**DIRECTION:**
In the listing below, pick out lines with "个人信息".

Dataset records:
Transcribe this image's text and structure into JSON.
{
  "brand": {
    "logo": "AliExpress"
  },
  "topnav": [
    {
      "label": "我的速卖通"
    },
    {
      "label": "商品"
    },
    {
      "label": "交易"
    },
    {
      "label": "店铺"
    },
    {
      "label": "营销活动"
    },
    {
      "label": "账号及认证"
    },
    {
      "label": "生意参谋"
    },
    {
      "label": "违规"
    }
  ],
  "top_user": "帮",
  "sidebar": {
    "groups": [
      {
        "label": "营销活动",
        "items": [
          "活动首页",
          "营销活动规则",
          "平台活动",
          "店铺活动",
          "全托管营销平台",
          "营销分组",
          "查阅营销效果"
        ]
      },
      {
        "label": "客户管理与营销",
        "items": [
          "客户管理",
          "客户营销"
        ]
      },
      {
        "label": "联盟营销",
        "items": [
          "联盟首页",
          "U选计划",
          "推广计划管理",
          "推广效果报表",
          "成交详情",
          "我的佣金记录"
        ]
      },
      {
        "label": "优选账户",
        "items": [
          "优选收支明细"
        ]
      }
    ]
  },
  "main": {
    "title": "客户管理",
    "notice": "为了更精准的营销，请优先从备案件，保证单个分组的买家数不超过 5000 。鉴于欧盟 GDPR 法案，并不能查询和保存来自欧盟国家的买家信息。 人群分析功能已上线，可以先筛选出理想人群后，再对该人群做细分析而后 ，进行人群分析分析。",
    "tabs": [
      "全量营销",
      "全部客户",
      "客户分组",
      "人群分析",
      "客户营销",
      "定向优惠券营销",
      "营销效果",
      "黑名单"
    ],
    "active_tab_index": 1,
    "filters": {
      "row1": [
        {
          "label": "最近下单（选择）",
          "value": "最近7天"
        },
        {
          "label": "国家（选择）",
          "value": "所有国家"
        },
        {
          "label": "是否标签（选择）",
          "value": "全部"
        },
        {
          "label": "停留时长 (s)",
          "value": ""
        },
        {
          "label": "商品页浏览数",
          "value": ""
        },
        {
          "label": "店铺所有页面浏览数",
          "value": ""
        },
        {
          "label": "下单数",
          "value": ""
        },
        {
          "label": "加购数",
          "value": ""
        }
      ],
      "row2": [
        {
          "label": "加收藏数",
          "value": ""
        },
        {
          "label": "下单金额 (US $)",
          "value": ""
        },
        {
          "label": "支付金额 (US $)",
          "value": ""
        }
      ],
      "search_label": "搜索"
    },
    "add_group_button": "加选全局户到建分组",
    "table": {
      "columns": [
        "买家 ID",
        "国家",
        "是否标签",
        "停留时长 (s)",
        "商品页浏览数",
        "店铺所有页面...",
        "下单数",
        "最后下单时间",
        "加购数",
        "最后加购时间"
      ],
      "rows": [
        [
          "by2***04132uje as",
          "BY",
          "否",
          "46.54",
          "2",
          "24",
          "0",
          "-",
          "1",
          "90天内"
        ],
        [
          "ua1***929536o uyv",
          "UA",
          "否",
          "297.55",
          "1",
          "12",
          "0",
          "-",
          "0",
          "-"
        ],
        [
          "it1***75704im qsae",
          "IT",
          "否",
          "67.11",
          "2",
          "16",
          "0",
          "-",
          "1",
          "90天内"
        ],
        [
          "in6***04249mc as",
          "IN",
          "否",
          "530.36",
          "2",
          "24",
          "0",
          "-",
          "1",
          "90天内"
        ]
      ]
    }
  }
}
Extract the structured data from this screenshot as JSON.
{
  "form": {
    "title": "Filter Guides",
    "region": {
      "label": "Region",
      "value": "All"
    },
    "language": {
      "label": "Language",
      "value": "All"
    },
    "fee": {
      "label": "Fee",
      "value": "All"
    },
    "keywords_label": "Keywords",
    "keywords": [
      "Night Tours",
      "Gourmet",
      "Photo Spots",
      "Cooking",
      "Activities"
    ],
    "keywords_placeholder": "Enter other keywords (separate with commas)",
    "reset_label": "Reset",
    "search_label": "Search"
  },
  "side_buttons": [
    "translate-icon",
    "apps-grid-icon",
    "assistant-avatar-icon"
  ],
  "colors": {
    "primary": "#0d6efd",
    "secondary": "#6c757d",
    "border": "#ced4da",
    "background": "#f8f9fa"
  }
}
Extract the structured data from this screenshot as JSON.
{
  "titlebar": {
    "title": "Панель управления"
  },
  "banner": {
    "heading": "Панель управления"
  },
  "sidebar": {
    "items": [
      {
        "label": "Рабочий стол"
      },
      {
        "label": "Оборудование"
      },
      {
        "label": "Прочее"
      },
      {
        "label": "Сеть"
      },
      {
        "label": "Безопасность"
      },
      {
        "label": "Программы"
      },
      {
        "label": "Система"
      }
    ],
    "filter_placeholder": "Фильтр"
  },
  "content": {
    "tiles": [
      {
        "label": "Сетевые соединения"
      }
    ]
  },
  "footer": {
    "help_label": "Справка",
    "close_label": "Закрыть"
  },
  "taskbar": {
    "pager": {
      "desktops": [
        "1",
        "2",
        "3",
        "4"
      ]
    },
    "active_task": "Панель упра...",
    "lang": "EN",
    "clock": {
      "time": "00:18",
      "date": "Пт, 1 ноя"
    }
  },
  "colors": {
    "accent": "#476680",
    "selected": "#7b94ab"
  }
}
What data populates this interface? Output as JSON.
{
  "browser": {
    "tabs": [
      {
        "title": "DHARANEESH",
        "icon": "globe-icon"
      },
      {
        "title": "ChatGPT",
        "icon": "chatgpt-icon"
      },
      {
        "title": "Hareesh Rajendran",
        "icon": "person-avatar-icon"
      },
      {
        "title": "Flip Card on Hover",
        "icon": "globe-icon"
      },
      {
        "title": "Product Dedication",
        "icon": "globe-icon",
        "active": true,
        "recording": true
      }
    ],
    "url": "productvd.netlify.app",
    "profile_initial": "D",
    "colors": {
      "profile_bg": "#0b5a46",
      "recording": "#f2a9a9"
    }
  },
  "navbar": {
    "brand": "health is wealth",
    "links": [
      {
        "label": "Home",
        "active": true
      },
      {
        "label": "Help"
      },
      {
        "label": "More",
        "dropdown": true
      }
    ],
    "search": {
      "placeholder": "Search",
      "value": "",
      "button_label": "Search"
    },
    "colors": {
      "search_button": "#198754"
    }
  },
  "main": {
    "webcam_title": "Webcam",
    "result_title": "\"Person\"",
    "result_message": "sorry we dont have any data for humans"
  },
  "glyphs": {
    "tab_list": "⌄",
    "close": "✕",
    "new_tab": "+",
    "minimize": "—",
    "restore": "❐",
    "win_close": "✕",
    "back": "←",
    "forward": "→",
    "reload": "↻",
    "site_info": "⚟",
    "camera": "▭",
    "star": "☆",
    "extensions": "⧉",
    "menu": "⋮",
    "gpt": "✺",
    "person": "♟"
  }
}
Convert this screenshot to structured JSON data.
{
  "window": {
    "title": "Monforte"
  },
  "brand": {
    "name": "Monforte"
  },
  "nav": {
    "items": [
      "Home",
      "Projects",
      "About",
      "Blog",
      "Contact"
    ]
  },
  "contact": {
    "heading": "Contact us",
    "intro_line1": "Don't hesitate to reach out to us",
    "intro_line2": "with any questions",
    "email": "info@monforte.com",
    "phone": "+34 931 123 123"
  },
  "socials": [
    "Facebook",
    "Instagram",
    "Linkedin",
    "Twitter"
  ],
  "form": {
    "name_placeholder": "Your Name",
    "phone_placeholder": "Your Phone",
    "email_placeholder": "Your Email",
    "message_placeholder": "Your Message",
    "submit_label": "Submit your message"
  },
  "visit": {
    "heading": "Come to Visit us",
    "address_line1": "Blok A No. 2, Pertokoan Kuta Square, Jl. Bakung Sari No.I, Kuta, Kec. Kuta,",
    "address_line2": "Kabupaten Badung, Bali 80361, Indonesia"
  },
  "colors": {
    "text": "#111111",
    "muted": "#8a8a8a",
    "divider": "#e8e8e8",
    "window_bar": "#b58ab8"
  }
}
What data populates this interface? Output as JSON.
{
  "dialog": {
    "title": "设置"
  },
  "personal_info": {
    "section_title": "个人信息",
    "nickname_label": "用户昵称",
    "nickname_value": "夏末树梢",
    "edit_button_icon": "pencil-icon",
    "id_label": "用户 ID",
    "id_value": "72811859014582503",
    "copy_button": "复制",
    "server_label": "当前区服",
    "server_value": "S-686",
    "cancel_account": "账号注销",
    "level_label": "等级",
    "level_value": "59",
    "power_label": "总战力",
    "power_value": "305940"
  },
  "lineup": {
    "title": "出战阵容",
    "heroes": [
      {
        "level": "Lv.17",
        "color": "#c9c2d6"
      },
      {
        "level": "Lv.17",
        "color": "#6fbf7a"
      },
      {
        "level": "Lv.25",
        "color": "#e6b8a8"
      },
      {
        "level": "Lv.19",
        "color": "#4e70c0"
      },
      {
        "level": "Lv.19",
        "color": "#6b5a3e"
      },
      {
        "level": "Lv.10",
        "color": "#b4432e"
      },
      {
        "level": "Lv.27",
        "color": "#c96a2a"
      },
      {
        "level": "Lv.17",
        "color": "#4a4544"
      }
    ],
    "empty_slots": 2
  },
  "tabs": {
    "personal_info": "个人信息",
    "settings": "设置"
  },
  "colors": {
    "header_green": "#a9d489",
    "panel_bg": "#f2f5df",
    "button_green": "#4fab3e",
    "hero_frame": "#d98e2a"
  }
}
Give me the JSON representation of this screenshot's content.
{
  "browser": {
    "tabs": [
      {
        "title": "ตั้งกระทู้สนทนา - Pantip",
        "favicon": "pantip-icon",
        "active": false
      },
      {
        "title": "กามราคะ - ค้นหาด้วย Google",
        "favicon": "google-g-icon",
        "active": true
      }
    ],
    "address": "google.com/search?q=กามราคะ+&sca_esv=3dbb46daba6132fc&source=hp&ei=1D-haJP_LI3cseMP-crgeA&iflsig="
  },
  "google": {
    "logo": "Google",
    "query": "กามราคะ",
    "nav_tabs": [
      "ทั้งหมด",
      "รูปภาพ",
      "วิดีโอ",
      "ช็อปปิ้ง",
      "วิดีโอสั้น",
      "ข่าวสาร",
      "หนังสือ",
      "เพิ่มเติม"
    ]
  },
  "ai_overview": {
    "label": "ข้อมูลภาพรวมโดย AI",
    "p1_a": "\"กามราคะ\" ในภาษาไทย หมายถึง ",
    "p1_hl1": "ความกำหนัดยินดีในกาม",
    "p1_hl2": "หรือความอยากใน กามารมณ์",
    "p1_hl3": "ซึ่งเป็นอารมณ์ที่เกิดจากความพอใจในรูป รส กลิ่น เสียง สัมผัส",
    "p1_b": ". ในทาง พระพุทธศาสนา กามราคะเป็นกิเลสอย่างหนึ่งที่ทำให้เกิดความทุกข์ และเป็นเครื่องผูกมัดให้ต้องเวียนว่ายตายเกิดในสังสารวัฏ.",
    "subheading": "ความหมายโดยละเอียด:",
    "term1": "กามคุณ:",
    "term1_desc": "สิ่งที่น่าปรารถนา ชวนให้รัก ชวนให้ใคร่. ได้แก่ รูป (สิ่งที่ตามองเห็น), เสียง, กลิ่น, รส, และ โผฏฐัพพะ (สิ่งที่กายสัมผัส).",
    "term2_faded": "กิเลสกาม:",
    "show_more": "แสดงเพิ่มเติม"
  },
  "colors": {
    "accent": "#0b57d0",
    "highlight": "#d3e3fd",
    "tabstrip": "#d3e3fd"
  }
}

**COMPLETED EXERCISE:**
    "section_title": "个人信息",
    "personal_info": "个人信息",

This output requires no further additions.